## What the task requires
Arrange the records, from the first line through the line containing "home-icon[interactable] <box>2 464", inclusive, as a Markdown table with two columns, Row and Line. Put the row number under Row, put the line under Line, and leave out blank lines.

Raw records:
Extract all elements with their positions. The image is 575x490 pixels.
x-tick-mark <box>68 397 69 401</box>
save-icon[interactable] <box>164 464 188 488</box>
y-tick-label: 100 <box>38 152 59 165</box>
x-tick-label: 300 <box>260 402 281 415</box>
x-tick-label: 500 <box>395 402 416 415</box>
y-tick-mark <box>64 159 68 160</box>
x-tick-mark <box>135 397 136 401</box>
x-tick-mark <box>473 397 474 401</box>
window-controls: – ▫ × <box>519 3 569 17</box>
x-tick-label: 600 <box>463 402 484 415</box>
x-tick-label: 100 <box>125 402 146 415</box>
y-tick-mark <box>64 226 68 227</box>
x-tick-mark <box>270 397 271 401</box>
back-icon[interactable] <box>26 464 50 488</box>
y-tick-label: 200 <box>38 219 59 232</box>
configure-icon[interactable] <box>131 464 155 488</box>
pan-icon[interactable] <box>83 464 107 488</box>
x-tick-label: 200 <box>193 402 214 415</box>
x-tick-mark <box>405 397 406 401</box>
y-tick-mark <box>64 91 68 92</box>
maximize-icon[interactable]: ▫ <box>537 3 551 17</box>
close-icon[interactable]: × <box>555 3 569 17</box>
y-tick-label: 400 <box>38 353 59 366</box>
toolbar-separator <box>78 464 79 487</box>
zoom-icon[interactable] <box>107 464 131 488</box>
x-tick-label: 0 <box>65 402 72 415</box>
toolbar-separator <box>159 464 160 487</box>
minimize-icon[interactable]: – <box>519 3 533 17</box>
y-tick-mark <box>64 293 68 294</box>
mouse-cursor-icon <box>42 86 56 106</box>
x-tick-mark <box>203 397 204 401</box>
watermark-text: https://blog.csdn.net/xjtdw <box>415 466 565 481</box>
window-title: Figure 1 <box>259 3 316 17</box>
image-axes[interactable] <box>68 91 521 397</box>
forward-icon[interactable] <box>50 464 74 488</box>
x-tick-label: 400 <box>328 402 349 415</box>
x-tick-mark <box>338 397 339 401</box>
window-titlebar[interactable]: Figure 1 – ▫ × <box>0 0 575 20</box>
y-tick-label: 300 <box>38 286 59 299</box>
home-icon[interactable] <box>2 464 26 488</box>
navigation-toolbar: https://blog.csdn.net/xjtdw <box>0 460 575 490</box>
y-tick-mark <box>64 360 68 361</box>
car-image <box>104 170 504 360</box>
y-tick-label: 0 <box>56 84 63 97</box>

## Reply
| Row | Line |
|---|---|
| 1 | Extract all elements with their positions. The image is 575x490 pixels. |
| 2 | x-tick-mark <box>68 397 69 401</box> |
| 3 | save-icon[interactable] <box>164 464 188 488</box> |
| 4 | y-tick-label: 100 <box>38 152 59 165</box> |
| 5 | x-tick-label: 300 <box>260 402 281 415</box> |
| 6 | x-tick-label: 500 <box>395 402 416 415</box> |
| 7 | y-tick-mark <box>64 159 68 160</box> |
| 8 | x-tick-mark <box>135 397 136 401</box> |
| 9 | x-tick-mark <box>473 397 474 401</box> |
| 10 | window-controls: – ▫ × <box>519 3 569 17</box> |
| 11 | x-tick-label: 600 <box>463 402 484 415</box> |
| 12 | x-tick-label: 100 <box>125 402 146 415</box> |
| 13 | y-tick-mark <box>64 226 68 227</box> |
| 14 | x-tick-mark <box>270 397 271 401</box> |
| 15 | back-icon[interactable] <box>26 464 50 488</box> |
| 16 | y-tick-label: 200 <box>38 219 59 232</box> |
| 17 | configure-icon[interactable] <box>131 464 155 488</box> |
| 18 | pan-icon[interactable] <box>83 464 107 488</box> |
| 19 | x-tick-label: 200 <box>193 402 214 415</box> |
| 20 | x-tick-mark <box>405 397 406 401</box> |
| 21 | y-tick-mark <box>64 91 68 92</box> |
| 22 | maximize-icon[interactable]: ▫ <box>537 3 551 17</box> |
| 23 | close-icon[interactable]: × <box>555 3 569 17</box> |
| 24 | y-tick-label: 400 <box>38 353 59 366</box> |
| 25 | toolbar-separator <box>78 464 79 487</box> |
| 26 | zoom-icon[interactable] <box>107 464 131 488</box> |
| 27 | x-tick-label: 0 <box>65 402 72 415</box> |
| 28 | toolbar-separator <box>159 464 160 487</box> |
| 29 | minimize-icon[interactable]: – <box>519 3 533 17</box> |
| 30 | y-tick-mark <box>64 293 68 294</box> |
| 31 | mouse-cursor-icon <box>42 86 56 106</box> |
| 32 | x-tick-mark <box>203 397 204 401</box> |
| 33 | watermark-text: https://blog.csdn.net/xjtdw <box>415 466 565 481</box> |
| 34 | window-title: Figure 1 <box>259 3 316 17</box> |
| 35 | image-axes[interactable] <box>68 91 521 397</box> |
| 36 | forward-icon[interactable] <box>50 464 74 488</box> |
| 37 | x-tick-label: 400 <box>328 402 349 415</box> |
| 38 | x-tick-mark <box>338 397 339 401</box> |
| 39 | window-titlebar[interactable]: Figure 1 – ▫ × <box>0 0 575 20</box> |
| 40 | y-tick-label: 300 <box>38 286 59 299</box> |
| 41 | home-icon[interactable] <box>2 464 26 488</box> |